* Exercise goal *
Extract the listing in its entirety, keeping each line identical to the original.

* Collection entries *
——
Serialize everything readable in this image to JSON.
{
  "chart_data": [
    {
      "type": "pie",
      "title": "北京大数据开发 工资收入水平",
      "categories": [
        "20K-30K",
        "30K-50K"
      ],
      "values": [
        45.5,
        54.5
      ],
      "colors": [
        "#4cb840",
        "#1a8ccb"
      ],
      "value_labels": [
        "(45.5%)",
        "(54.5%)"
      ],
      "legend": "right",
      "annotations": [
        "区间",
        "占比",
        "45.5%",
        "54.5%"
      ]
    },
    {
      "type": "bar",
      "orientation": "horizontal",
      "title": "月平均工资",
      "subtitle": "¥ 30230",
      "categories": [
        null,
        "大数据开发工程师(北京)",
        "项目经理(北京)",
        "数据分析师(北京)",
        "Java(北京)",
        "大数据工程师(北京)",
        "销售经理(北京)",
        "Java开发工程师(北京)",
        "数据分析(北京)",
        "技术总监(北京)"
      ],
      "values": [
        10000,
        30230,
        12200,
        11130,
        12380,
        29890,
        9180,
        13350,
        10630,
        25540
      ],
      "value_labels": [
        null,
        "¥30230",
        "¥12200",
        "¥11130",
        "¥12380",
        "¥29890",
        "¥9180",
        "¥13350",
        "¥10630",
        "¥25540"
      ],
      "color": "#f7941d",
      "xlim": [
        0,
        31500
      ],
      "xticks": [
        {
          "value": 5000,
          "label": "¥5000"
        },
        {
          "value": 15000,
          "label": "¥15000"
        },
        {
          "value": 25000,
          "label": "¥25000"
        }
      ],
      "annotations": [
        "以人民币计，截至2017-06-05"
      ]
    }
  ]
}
——
* Solution below *
Serialize everything readable in this image to JSON.
{
  "chart_data": [
    {
      "type": "pie",
      "title": "北京大数据开发 工资收入水平",
      "categories": [
        "20K-30K",
        "30K-50K"
      ],
      "values": [
        45.5,
        54.5
      ],
      "colors": [
        "#4cb840",
        "#1a8ccb"
      ],
      "value_labels": [
        "(45.5%)",
        "(54.5%)"
      ],
      "legend": "right",
      "annotations": [
        "区间",
        "占比",
        "45.5%",
        "54.5%"
      ]
    },
    {
      "type": "bar",
      "orientation": "horizontal",
      "title": "月平均工资",
      "subtitle": "¥ 30230",
      "categories": [
        null,
        "大数据开发工程师(北京)",
        "项目经理(北京)",
        "数据分析师(北京)",
        "Java(北京)",
        "大数据工程师(北京)",
        "销售经理(北京)",
        "Java开发工程师(北京)",
        "数据分析(北京)",
        "技术总监(北京)"
      ],
      "values": [
        10000,
        30230,
        12200,
        11130,
        12380,
        29890,
        9180,
        13350,
        10630,
        25540
      ],
      "value_labels": [
        null,
        "¥30230",
        "¥12200",
        "¥11130",
        "¥12380",
        "¥29890",
        "¥9180",
        "¥13350",
        "¥10630",
        "¥25540"
      ],
      "color": "#f7941d",
      "xlim": [
        0,
        31500
      ],
      "xticks": [
        {
          "value": 5000,
          "label": "¥5000"
        },
        {
          "value": 15000,
          "label": "¥15000"
        },
        {
          "value": 25000,
          "label": "¥25000"
        }
      ],
      "annotations": [
        "以人民币计，截至2017-06-05"
      ]
    }
  ]
}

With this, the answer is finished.